Home » Aviation, Breaking News » July air cargo demand stable but capacity gap remains—IATA

Global air freight traffic in July remained stable but below 2019 levels as severe lack of capacity weighed on airlines’ ability to meet demand, according to International Air Transport Association (IATA) data.

While there is some month-to-month improvement, it is at a slower pace due to the capacity constraint from the loss of available belly cargo space as passenger aircraft remain parked, noted IATA.

Global demand fell by 13.5% in July (-15.5% for international operations) compared to the previous year. This is a modest improvement from the 16.6% year-on-year drop recorded in June. Seasonally adjusted demand grew by 2.6% month-on-month in July.

Global capacity shrank by 31.2% in July (32.9% for international operations) compared to the previous year. This is a small improvement from the 33.4% year-on-year drop in June.

Belly capacity for international air cargo shrank by 70.5% in July compared to the previous year owing to the withdrawal of passenger services amid the COVID-19 pandemic. This was partially offset by a 28.8% increase in capacity through expanded use of freighter aircraft.

Economic activity continued to recover in July, reflected in the performance of the Purchasing Managers’ Index (PMI), an indicator of economic health in the manufacturing sector.

## Data excerpts
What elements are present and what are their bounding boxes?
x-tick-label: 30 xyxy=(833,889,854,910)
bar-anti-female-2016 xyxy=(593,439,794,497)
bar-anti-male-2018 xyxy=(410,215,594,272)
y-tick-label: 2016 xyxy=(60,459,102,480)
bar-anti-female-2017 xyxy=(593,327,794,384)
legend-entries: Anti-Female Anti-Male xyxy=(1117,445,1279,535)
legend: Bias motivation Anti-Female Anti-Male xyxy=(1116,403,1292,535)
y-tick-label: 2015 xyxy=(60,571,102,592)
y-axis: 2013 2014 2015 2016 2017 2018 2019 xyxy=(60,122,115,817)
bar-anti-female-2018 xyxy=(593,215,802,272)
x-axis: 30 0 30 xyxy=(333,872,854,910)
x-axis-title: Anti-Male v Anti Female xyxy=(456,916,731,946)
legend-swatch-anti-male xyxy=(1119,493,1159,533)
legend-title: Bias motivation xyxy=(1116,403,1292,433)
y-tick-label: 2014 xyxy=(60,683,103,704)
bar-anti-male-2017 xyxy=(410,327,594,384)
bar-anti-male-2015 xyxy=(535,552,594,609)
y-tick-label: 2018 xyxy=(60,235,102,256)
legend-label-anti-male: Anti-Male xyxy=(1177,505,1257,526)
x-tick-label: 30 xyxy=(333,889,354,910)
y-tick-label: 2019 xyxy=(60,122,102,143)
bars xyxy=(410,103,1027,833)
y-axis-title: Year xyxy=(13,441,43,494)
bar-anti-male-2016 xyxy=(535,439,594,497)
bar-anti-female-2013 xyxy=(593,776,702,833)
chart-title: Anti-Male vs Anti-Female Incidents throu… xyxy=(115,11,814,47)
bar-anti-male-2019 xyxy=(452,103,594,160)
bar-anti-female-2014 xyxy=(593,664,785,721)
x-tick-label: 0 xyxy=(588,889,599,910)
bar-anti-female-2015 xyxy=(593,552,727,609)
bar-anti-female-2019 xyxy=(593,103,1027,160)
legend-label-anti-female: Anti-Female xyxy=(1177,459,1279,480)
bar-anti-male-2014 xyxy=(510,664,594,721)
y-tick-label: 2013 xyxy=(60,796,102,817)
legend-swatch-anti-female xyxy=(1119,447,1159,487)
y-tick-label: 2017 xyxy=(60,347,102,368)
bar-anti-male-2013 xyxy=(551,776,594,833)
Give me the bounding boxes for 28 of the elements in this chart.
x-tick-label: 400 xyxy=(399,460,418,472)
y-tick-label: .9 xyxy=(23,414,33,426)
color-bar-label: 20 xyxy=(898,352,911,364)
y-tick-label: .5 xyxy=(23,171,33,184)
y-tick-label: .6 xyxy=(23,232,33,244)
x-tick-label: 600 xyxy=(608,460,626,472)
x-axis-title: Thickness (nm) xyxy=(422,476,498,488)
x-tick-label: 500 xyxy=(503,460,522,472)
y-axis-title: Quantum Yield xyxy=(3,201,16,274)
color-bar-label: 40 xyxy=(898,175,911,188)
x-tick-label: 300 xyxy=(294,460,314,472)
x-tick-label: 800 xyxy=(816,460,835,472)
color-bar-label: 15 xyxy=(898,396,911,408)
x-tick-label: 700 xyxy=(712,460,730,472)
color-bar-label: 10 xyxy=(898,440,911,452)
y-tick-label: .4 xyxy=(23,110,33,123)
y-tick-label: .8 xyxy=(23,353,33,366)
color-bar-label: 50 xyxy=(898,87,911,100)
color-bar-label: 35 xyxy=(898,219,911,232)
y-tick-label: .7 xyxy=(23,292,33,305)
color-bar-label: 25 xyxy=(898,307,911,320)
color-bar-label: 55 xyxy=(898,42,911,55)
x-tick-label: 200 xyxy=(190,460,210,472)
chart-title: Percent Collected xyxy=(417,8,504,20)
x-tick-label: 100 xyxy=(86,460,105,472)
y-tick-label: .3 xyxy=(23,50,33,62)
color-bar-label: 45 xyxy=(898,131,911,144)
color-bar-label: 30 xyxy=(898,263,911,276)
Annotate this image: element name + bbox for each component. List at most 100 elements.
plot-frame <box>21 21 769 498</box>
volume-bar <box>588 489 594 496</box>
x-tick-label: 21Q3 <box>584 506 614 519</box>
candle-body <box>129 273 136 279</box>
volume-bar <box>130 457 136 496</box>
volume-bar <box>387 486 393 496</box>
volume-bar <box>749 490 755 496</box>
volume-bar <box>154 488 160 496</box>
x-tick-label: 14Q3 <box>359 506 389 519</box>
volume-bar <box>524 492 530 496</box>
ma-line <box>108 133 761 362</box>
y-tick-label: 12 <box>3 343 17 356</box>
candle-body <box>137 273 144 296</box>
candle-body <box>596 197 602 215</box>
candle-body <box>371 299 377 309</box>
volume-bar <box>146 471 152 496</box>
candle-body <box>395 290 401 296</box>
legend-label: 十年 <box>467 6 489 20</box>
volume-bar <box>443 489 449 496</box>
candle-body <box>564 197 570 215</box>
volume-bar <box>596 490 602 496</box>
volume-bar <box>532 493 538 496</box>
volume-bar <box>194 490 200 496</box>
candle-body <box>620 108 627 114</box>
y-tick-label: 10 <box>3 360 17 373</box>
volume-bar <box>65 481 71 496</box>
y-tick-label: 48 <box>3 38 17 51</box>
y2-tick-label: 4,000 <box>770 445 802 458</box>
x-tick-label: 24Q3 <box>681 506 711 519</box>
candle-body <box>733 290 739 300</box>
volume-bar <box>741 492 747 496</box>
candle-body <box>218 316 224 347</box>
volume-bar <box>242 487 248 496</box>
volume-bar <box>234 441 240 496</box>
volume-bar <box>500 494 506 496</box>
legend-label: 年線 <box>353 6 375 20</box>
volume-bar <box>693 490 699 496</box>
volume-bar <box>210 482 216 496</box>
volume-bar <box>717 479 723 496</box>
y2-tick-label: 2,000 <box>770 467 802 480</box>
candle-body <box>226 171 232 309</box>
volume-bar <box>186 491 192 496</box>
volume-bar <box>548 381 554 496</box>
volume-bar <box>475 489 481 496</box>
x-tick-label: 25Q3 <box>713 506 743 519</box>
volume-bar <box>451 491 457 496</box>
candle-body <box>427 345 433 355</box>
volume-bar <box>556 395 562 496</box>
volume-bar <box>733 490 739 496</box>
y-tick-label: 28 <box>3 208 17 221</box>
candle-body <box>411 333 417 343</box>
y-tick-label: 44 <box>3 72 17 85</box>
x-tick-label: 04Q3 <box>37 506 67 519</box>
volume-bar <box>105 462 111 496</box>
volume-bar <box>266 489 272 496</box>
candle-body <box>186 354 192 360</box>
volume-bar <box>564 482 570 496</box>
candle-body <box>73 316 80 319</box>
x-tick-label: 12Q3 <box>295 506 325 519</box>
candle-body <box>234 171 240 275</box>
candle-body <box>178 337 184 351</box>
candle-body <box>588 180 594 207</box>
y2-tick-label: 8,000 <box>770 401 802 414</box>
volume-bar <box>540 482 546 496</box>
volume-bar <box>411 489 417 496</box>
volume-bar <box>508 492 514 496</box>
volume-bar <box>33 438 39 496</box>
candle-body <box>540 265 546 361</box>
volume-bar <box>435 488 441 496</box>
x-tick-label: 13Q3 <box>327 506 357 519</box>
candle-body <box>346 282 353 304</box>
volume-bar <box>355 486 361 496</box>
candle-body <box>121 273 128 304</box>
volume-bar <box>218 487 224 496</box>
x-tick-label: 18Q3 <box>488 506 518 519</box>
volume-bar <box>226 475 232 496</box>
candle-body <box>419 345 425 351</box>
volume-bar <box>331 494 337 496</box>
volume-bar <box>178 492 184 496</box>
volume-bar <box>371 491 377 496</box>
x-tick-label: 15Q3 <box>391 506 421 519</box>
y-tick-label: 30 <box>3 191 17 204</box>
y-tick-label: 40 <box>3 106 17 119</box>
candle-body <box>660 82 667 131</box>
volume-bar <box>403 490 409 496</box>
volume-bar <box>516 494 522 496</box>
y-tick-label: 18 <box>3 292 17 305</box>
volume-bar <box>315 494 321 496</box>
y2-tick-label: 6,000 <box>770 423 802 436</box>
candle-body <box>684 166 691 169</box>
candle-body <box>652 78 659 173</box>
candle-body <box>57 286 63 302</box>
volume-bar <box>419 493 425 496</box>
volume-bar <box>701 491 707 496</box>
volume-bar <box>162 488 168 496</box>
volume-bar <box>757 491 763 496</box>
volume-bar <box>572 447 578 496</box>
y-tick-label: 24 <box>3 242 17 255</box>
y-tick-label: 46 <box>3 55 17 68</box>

## What to do
Resume the air cargo demand article from the point where it stops, after its sentence about the Purchasing Managers' Index.

## Exercise answer
“Economic indicators are improving, but we have not yet seen that fully reflected in growing air cargo shipments. That said, air cargo is much stronger than the passenger side of the business. And one of our biggest challenges remains accommodating demand with severely reduced capacity,” said Alexandre de Juniac, IATA’s director general and CEO.

Regional performance

By region, Asia-Pacific airlines saw demand for international air cargo fall by 15.3% in July 2020 compared to the same period a year earlier. After a robust initial recovery in May, month-on-month seasonally adjusted demand growth has softened. International capacity decreased 32.0%.

North American carriers reported that international cargo demand fell 5.4% year-on-year in July. The stronger performance is due in part to strong demand on the Asia-North America route, reflecting e-commerce demand for products manufactured in Asia. International capacity decreased 30.9%.

European carriers reported a 22.4% annual drop in international cargo volumes in July. This was a slight improvement from June’s performance of -27.6%. Demand on most key trade lanes to / from the region remained weak. The large Europe-Asia market was down 20% year-on-year in July. International capacity decreased 37.4%.

Middle Eastern carriers reported a decline of 14.9% in year-on-year international cargo volumes in July, an improvement from the 19% fall in June. Seasonally adjusted demand grew 7.2% month-on-month in July–the strongest of all regions. International capacity decreased 27.1%, the most resilient of all regions.

Latin American carriers posted a 32.1% drop in year-on-year international demand in July, down from a 28.6% decline in June. International capacity decreased 44.5%. The drop in both demand and capacity was the most severe of all regions.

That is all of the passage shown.